**Aim of the task**
Please write out all the data exactly as shown.

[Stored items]
◆ ◆ ◆ ◆

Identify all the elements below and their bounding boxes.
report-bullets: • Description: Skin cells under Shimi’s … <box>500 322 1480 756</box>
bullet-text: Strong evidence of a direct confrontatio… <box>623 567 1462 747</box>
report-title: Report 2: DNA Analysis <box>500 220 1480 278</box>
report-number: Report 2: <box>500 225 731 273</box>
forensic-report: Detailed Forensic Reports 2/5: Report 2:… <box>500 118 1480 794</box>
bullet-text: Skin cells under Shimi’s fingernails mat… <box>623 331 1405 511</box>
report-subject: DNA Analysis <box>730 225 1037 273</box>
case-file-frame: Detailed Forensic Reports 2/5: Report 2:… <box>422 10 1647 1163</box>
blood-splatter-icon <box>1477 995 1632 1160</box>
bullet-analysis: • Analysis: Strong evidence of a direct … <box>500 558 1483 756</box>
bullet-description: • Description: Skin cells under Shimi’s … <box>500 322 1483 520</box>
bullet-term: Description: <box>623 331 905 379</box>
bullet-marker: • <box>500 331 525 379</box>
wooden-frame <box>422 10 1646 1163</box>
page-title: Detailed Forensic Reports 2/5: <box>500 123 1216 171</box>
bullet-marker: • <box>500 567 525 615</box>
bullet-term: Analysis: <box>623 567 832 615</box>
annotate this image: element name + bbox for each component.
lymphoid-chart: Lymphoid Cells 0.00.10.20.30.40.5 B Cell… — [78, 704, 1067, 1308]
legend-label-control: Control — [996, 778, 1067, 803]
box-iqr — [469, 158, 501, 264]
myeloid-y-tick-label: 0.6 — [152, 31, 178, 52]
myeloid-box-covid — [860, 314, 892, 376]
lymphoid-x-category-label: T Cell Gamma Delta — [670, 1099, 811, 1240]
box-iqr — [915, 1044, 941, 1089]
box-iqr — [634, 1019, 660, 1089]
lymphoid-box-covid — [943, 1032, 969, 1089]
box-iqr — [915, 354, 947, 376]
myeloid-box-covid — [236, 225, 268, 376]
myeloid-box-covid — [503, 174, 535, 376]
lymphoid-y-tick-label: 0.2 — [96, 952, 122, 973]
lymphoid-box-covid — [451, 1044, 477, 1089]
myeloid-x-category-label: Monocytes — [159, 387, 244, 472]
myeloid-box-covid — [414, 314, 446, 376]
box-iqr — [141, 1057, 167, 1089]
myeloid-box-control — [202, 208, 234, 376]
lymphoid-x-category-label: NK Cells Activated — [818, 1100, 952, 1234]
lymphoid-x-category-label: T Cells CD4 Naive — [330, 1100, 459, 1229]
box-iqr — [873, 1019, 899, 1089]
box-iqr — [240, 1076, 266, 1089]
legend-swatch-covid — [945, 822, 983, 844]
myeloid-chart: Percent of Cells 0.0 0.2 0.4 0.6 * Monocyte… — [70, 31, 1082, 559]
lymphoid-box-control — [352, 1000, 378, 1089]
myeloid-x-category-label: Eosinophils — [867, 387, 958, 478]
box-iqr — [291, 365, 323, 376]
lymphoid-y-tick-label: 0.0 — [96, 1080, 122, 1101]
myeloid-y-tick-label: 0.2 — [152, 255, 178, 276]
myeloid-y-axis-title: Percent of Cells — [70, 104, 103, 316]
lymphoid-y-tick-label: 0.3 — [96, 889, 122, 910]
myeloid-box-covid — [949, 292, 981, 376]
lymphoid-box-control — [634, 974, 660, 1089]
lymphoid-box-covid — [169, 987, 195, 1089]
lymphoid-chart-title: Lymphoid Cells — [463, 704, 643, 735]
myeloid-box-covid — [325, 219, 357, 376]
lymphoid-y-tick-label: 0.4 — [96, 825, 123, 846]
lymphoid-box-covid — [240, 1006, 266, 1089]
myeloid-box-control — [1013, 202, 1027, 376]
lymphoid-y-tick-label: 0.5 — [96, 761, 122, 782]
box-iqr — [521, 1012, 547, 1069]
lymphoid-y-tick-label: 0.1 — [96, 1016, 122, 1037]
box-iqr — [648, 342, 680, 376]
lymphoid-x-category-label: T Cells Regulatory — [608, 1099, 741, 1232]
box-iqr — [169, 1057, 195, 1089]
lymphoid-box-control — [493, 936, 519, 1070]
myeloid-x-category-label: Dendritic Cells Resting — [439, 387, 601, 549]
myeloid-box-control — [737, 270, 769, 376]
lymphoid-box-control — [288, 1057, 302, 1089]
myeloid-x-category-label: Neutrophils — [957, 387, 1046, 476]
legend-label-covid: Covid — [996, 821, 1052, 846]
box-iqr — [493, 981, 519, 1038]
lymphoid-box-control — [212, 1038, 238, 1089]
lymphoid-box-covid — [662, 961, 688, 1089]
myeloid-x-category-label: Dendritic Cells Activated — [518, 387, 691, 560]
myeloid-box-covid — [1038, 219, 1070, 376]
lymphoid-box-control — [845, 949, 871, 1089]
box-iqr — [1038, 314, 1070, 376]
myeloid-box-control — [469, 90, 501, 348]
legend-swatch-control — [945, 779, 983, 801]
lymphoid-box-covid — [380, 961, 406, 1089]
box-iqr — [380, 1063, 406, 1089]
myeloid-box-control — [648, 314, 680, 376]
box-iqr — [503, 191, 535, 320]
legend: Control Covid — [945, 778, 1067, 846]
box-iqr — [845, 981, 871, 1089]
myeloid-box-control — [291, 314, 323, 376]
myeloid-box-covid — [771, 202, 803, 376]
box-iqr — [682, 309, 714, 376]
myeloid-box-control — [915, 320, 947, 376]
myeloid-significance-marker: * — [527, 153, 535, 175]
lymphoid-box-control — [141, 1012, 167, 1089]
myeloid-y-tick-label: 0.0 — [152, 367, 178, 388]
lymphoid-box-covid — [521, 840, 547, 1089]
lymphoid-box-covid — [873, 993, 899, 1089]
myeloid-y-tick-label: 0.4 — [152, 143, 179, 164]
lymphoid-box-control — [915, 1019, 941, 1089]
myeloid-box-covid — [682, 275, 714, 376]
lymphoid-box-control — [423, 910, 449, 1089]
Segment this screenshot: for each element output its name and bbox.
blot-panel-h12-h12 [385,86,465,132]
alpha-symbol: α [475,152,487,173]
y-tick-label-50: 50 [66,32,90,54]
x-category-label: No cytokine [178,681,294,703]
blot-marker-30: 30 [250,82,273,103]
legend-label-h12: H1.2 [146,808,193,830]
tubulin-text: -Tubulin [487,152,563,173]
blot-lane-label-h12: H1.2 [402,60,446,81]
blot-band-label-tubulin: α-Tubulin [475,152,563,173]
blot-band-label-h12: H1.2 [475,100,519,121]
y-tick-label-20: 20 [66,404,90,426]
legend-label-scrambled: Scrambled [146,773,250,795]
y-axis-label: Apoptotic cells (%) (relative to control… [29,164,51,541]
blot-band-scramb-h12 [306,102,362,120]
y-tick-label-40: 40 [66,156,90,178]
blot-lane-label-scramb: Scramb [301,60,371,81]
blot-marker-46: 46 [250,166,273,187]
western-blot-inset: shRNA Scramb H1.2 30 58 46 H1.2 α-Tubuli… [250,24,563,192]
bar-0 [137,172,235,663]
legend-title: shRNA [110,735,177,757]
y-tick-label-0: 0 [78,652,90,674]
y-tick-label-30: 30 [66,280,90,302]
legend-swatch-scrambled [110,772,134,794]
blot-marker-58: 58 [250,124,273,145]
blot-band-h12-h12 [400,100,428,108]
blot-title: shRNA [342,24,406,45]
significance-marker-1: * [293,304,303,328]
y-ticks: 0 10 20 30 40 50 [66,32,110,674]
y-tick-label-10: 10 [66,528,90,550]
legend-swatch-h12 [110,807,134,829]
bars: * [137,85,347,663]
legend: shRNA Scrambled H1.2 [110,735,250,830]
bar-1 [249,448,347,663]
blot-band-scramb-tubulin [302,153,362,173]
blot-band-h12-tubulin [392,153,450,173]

◆ ◆ ◆ ◆

**Output of the exercise**
Identify all the elements below and their bounding boxes.
report-bullets: • Description: Skin cells under Shimi’s … <box>500 322 1480 756</box>
bullet-text: Strong evidence of a direct confrontatio… <box>623 567 1462 747</box>
report-title: Report 2: DNA Analysis <box>500 220 1480 278</box>
report-number: Report 2: <box>500 225 731 273</box>
forensic-report: Detailed Forensic Reports 2/5: Report 2:… <box>500 118 1480 794</box>
bullet-text: Skin cells under Shimi’s fingernails mat… <box>623 331 1405 511</box>
report-subject: DNA Analysis <box>730 225 1037 273</box>
case-file-frame: Detailed Forensic Reports 2/5: Report 2:… <box>422 10 1647 1163</box>
blood-splatter-icon <box>1477 995 1632 1160</box>
bullet-analysis: • Analysis: Strong evidence of a direct … <box>500 558 1483 756</box>
bullet-description: • Description: Skin cells under Shimi’s … <box>500 322 1483 520</box>
bullet-term: Description: <box>623 331 905 379</box>
bullet-marker: • <box>500 331 525 379</box>
wooden-frame <box>422 10 1646 1163</box>
page-title: Detailed Forensic Reports 2/5: <box>500 123 1216 171</box>
bullet-marker: • <box>500 567 525 615</box>
bullet-term: Analysis: <box>623 567 832 615</box>
annotate this image: element name + bbox for each component.
lymphoid-chart: Lymphoid Cells 0.00.10.20.30.40.5 B Cell… — [78, 704, 1067, 1308]
legend-label-control: Control — [996, 778, 1067, 803]
box-iqr — [469, 158, 501, 264]
myeloid-y-tick-label: 0.6 — [152, 31, 178, 52]
myeloid-box-covid — [860, 314, 892, 376]
lymphoid-x-category-label: T Cell Gamma Delta — [670, 1099, 811, 1240]
box-iqr — [915, 1044, 941, 1089]
box-iqr — [634, 1019, 660, 1089]
lymphoid-box-covid — [943, 1032, 969, 1089]
box-iqr — [915, 354, 947, 376]
myeloid-box-covid — [236, 225, 268, 376]
myeloid-box-covid — [503, 174, 535, 376]
lymphoid-y-tick-label: 0.2 — [96, 952, 122, 973]
lymphoid-box-covid — [451, 1044, 477, 1089]
myeloid-x-category-label: Monocytes — [159, 387, 244, 472]
myeloid-box-covid — [414, 314, 446, 376]
box-iqr — [141, 1057, 167, 1089]
myeloid-box-control — [202, 208, 234, 376]
lymphoid-x-category-label: NK Cells Activated — [818, 1100, 952, 1234]
lymphoid-x-category-label: T Cells CD4 Naive — [330, 1100, 459, 1229]
box-iqr — [873, 1019, 899, 1089]
box-iqr — [240, 1076, 266, 1089]
legend-swatch-covid — [945, 822, 983, 844]
myeloid-chart: Percent of Cells 0.0 0.2 0.4 0.6 * Monocyte… — [70, 31, 1082, 559]
lymphoid-box-control — [352, 1000, 378, 1089]
myeloid-x-category-label: Eosinophils — [867, 387, 958, 478]
box-iqr — [291, 365, 323, 376]
lymphoid-y-tick-label: 0.0 — [96, 1080, 122, 1101]
myeloid-y-tick-label: 0.2 — [152, 255, 178, 276]
myeloid-y-axis-title: Percent of Cells — [70, 104, 103, 316]
lymphoid-y-tick-label: 0.3 — [96, 889, 122, 910]
myeloid-box-covid — [949, 292, 981, 376]
lymphoid-box-control — [634, 974, 660, 1089]
lymphoid-box-covid — [169, 987, 195, 1089]
lymphoid-chart-title: Lymphoid Cells — [463, 704, 643, 735]
myeloid-box-covid — [325, 219, 357, 376]
lymphoid-y-tick-label: 0.4 — [96, 825, 123, 846]
lymphoid-box-covid — [240, 1006, 266, 1089]
myeloid-box-control — [1013, 202, 1027, 376]
lymphoid-y-tick-label: 0.5 — [96, 761, 122, 782]
box-iqr — [521, 1012, 547, 1069]
lymphoid-y-tick-label: 0.1 — [96, 1016, 122, 1037]
box-iqr — [648, 342, 680, 376]
lymphoid-x-category-label: T Cells Regulatory — [608, 1099, 741, 1232]
box-iqr — [169, 1057, 195, 1089]
lymphoid-box-control — [493, 936, 519, 1070]
myeloid-x-category-label: Dendritic Cells Resting — [439, 387, 601, 549]
myeloid-box-control — [737, 270, 769, 376]
lymphoid-box-control — [288, 1057, 302, 1089]
myeloid-x-category-label: Neutrophils — [957, 387, 1046, 476]
legend-label-covid: Covid — [996, 821, 1052, 846]
box-iqr — [493, 981, 519, 1038]
lymphoid-box-control — [212, 1038, 238, 1089]
lymphoid-box-covid — [662, 961, 688, 1089]
myeloid-x-category-label: Dendritic Cells Activated — [518, 387, 691, 560]
myeloid-box-covid — [1038, 219, 1070, 376]
lymphoid-box-control — [845, 949, 871, 1089]
box-iqr — [1038, 314, 1070, 376]
myeloid-box-control — [469, 90, 501, 348]
legend-swatch-control — [945, 779, 983, 801]
lymphoid-box-covid — [380, 961, 406, 1089]
box-iqr — [380, 1063, 406, 1089]
myeloid-box-control — [648, 314, 680, 376]
box-iqr — [503, 191, 535, 320]
legend: Control Covid — [945, 778, 1067, 846]
box-iqr — [845, 981, 871, 1089]
myeloid-box-control — [291, 314, 323, 376]
myeloid-box-covid — [771, 202, 803, 376]
box-iqr — [682, 309, 714, 376]
myeloid-box-control — [915, 320, 947, 376]
myeloid-significance-marker: * — [527, 153, 535, 175]
lymphoid-box-control — [141, 1012, 167, 1089]
myeloid-y-tick-label: 0.0 — [152, 367, 178, 388]
lymphoid-box-covid — [521, 840, 547, 1089]
lymphoid-box-covid — [873, 993, 899, 1089]
myeloid-y-tick-label: 0.4 — [152, 143, 179, 164]
lymphoid-box-control — [915, 1019, 941, 1089]
myeloid-box-covid — [682, 275, 714, 376]
lymphoid-box-control — [423, 910, 449, 1089]
Segment this screenshot: for each element output its name and bbox.
blot-panel-h12-h12 [385,86,465,132]
alpha-symbol: α [475,152,487,173]
y-tick-label-50: 50 [66,32,90,54]
x-category-label: No cytokine [178,681,294,703]
blot-marker-30: 30 [250,82,273,103]
legend-label-h12: H1.2 [146,808,193,830]
tubulin-text: -Tubulin [487,152,563,173]
blot-lane-label-h12: H1.2 [402,60,446,81]
blot-band-label-tubulin: α-Tubulin [475,152,563,173]
blot-band-label-h12: H1.2 [475,100,519,121]
y-tick-label-20: 20 [66,404,90,426]
legend-label-scrambled: Scrambled [146,773,250,795]
y-axis-label: Apoptotic cells (%) (relative to control… [29,164,51,541]
blot-band-scramb-h12 [306,102,362,120]
y-tick-label-40: 40 [66,156,90,178]
blot-lane-label-scramb: Scramb [301,60,371,81]
blot-marker-46: 46 [250,166,273,187]
western-blot-inset: shRNA Scramb H1.2 30 58 46 H1.2 α-Tubuli… [250,24,563,192]
bar-0 [137,172,235,663]
legend-title: shRNA [110,735,177,757]
y-tick-label-0: 0 [78,652,90,674]
y-tick-label-30: 30 [66,280,90,302]
legend-swatch-scrambled [110,772,134,794]
blot-marker-58: 58 [250,124,273,145]
blot-band-h12-h12 [400,100,428,108]
blot-title: shRNA [342,24,406,45]
significance-marker-1: * [293,304,303,328]
y-ticks: 0 10 20 30 40 50 [66,32,110,674]
y-tick-label-10: 10 [66,528,90,550]
legend-swatch-h12 [110,807,134,829]
bars: * [137,85,347,663]
legend: shRNA Scrambled H1.2 [110,735,250,830]
bar-1 [249,448,347,663]
blot-band-scramb-tubulin [302,153,362,173]
blot-band-h12-tubulin [392,153,450,173]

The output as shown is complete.